__Extract provided__
To: J. P. who wrote (32367)8/2/2000 4:38:10 AM
From: IQBAL LATIF  Respond to of 50167
 
Few important issues.... economy GDP Fed and impending doom..

<<For one thing, consumer spending, which accounts for two-thirds of GDP, expanded at only a 3 percent annual rate, vs. 7.6 percent in the first quarter.

The big growth came from business, which invested big-time in equipment and software --- at a 21 percent annual rate. This is "new economy" stuff and should be good news for technology stocks once it sinks in.

Construction spending also rebounded, as did significant business inventory building.

The other big spender was the government, whose purchases soared at a 6 percent annual rate.

Best of all, perhaps, the GDP "deflator" --- an inflation gauge that is a part of the report --- showed slower price growth: a 2.2 percent annual rate vs. 3.8 percent in the first quarter.

On balance, the GDP report alone is probably not enough to persuade the Fed to raise interest rates again on Aug. 22 --- or to leave them alone.

__Problem set__
(1) Reproduce the passage of the post on the GDP report from "To: J. P. who" to "6 percent annual rate.".
(2) List every figure stated as a percent in the post on the GDP report.
(3) Write the next part of the post on the GDP report, picking up after its last sentence.

__Extracted information__
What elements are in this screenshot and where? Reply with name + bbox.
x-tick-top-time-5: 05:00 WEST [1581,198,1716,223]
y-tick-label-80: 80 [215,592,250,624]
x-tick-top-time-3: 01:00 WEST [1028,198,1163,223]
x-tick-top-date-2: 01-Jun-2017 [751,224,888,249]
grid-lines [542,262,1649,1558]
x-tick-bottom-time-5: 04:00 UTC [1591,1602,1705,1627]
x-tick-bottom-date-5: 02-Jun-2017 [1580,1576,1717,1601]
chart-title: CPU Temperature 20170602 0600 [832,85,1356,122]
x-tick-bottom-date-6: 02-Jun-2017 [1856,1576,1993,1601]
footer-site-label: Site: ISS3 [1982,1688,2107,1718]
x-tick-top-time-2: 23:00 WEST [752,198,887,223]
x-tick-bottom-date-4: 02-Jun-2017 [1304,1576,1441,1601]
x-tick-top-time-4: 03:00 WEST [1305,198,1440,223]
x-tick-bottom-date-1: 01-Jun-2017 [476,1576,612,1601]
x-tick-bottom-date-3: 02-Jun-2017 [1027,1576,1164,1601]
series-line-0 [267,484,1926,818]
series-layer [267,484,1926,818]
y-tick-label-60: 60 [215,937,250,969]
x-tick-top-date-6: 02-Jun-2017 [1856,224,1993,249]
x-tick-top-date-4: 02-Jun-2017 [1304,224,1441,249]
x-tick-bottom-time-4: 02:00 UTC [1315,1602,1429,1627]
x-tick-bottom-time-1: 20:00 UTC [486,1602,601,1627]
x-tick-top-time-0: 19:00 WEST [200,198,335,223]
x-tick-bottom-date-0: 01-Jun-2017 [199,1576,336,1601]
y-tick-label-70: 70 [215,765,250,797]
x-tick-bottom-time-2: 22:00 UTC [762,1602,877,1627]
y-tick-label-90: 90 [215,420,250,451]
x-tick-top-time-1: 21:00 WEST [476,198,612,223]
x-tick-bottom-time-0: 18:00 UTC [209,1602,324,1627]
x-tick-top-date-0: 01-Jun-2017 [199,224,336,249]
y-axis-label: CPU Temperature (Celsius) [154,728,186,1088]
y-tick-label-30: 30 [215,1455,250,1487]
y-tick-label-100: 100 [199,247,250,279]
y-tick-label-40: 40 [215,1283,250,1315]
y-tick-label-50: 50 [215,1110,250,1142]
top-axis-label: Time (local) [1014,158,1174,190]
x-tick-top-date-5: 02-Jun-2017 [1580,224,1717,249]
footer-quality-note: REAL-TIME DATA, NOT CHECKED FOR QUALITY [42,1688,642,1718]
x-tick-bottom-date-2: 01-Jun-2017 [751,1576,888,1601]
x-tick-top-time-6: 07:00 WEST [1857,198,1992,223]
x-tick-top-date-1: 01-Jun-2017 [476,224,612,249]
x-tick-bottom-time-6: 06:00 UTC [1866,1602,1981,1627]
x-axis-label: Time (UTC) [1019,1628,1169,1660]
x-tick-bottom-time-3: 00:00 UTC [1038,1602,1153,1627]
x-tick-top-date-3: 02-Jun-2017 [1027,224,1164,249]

__Results for each task__
(1)
To: J. P. who wrote (32367)8/2/2000 4:38:10 AM
From: IQBAL LATIF  Respond to of 50167
 
Few important issues.... economy GDP Fed and impending doom..

<<For one thing, consumer spending, which accounts for two-thirds of GDP, expanded at only a 3 percent annual rate, vs. 7.6 percent in the first quarter.

The big growth came from business, which invested big-time in equipment and software --- at a 21 percent annual rate. This is "new economy" stuff and should be good news for technology stocks once it sinks in.

Construction spending also rebounded, as did significant business inventory building.

The other big spender was the government, whose purchases soared at a 6 percent annual rate.

(2) 3 percent, 7.6 percent, 21 percent, 6 percent, 2.2 percent, 3.8 percent

(3)
What will count is the economic news that comes out during August, starting with this week's barrage of July reports --- data more recent than the second quarter. >>

On impending selling Richard Band said on June the 2nd..

<<Like many value-oriented investors, I've expressed concerns in recent years about the possibility that stock prices might be too high.

However, my worries have diminished considerably in the past couple of months, for two reasons:

Many of the Old Economy sectors of the market -- from banks and insurance companies to retailers, restaurants and REITs -- have already gone through a steep "correction" since the spring of 1998. Price/earnings ratios for a wide variety of Old Economy stocks are now quite reasonable on an historical basis. How can anybody complain, for example, about Ford Motor at 9X this year's estimated earnings, or Chase Manhattan at 11X? This is hardly "irrational exuberance."
The sector of the market that was grossly overextended -- technology -- is well along on the road to correcting its excesses. For the past two years, technology stocks (especially the deficit-ridden Internet darlings) have bloated the U.S. stock market's overall valuation profile.
But common sense is returning, thanks to the waterfall decline in NASDAQ since March. Dozens of formerly "hot" NASDAQ tech stocks have plunged 80%, 90% and even more in a matter of weeks. (I cautioned you as early as our February issue to expect just such a washout.) Meanwhile, the neglected Old Economy stocks are working their way back, slowly but surely.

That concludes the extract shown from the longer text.